"""

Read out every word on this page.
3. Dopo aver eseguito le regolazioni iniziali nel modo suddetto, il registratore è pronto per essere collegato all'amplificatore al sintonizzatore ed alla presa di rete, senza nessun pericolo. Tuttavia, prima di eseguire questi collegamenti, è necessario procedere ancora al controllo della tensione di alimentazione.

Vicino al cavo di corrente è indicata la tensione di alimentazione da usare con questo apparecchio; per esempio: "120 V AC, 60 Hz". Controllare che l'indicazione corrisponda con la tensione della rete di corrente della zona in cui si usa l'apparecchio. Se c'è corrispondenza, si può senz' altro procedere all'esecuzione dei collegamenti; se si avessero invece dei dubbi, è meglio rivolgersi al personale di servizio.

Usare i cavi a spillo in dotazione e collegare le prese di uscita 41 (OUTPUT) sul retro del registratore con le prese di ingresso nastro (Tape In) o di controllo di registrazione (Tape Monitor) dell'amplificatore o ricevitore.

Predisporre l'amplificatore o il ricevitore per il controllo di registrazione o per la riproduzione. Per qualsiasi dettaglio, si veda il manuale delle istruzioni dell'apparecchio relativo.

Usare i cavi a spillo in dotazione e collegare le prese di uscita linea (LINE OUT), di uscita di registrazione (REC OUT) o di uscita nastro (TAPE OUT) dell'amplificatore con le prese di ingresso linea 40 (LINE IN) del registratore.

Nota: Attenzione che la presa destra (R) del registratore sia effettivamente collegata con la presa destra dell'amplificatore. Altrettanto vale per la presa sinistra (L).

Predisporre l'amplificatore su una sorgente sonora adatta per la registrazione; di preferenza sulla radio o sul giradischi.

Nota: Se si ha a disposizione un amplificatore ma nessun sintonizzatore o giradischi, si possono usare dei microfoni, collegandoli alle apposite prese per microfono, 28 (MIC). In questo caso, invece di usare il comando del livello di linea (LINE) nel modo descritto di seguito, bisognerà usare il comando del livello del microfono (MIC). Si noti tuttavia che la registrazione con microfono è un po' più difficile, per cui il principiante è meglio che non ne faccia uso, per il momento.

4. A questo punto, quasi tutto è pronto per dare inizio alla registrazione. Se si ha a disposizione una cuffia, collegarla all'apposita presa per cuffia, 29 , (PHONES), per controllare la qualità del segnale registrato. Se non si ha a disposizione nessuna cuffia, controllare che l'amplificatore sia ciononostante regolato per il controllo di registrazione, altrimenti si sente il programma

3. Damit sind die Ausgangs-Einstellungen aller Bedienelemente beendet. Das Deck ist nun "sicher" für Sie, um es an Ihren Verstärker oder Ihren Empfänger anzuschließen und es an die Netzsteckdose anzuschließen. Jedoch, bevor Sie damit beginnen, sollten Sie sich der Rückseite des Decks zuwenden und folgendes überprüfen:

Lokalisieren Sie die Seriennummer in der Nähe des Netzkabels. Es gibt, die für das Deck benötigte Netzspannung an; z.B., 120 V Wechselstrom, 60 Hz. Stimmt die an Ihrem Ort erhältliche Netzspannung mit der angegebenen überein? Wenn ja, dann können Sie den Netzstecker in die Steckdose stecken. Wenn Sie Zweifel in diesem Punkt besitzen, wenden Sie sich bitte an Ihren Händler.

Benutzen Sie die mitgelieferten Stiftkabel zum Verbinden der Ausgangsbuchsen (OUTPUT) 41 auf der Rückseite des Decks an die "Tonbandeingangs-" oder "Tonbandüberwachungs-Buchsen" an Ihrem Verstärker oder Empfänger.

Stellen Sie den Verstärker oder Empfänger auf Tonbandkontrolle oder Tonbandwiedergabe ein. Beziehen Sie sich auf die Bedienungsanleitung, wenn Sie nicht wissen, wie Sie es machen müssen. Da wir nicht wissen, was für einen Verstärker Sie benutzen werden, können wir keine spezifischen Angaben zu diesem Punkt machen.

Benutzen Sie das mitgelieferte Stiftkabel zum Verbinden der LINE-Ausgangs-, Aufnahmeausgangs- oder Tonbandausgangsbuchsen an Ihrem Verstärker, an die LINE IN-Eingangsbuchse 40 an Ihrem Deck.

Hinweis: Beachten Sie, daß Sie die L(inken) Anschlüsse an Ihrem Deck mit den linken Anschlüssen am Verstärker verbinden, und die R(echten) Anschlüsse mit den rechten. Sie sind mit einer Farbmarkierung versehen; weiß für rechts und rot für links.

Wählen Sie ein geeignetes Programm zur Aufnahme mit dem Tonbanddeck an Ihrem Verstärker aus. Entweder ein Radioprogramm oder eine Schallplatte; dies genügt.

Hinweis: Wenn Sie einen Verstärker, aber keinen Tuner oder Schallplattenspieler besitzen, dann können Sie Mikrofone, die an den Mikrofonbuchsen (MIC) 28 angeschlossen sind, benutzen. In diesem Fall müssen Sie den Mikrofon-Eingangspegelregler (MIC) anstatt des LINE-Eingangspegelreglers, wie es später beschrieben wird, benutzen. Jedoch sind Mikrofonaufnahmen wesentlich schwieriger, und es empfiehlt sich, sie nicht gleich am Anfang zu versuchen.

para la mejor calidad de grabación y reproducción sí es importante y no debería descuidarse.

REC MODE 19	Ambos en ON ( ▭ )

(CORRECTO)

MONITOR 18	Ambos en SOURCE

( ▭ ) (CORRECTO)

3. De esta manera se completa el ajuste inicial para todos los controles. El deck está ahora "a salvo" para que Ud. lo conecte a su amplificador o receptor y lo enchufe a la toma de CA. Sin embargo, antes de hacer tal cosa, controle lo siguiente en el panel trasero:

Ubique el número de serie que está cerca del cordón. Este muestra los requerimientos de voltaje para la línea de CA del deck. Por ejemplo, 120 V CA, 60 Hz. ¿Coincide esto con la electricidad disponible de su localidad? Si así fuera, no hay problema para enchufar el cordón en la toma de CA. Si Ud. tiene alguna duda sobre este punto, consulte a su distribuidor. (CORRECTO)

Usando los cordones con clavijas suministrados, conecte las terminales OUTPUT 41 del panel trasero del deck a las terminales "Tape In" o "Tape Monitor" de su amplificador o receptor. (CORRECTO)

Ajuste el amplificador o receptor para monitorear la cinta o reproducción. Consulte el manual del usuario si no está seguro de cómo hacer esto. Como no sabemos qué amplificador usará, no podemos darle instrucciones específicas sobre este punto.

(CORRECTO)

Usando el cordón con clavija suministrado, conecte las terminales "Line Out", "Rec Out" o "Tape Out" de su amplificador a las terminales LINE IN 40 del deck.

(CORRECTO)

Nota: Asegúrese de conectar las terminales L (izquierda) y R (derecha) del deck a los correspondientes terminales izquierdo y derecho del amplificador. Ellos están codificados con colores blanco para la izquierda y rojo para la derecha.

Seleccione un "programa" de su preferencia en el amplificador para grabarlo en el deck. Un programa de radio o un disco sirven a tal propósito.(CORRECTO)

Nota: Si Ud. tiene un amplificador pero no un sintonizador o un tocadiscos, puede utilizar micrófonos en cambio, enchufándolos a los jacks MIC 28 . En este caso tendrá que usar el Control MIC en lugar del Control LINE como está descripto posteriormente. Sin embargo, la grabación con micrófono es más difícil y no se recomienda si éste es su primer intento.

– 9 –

"""

▸ **Written exercise**
Select every line of the material above holding the word "collegamenti" and copy it.

▸ **Solution for this problem**
3. Dopo aver eseguito le regolazioni iniziali nel modo suddetto, il registratore è pronto per essere collegato all'amplificatore al sintonizzatore ed alla presa di rete, senza nessun pericolo. Tuttavia, prima di eseguire questi collegamenti, è necessario procedere ancora al controllo della tensione di alimentazione.
Vicino al cavo di corrente è indicata la tensione di alimentazione da usare con questo apparecchio; per esempio: "120 V AC, 60 Hz". Controllare che l'indicazione corrisponda con la tensione della rete di corrente della zona in cui si usa l'apparecchio. Se c'è corrispondenza, si può senz' altro procedere all'esecuzione dei collegamenti; se si avessero invece dei dubbi, è meglio rivolgersi al personale di servizio.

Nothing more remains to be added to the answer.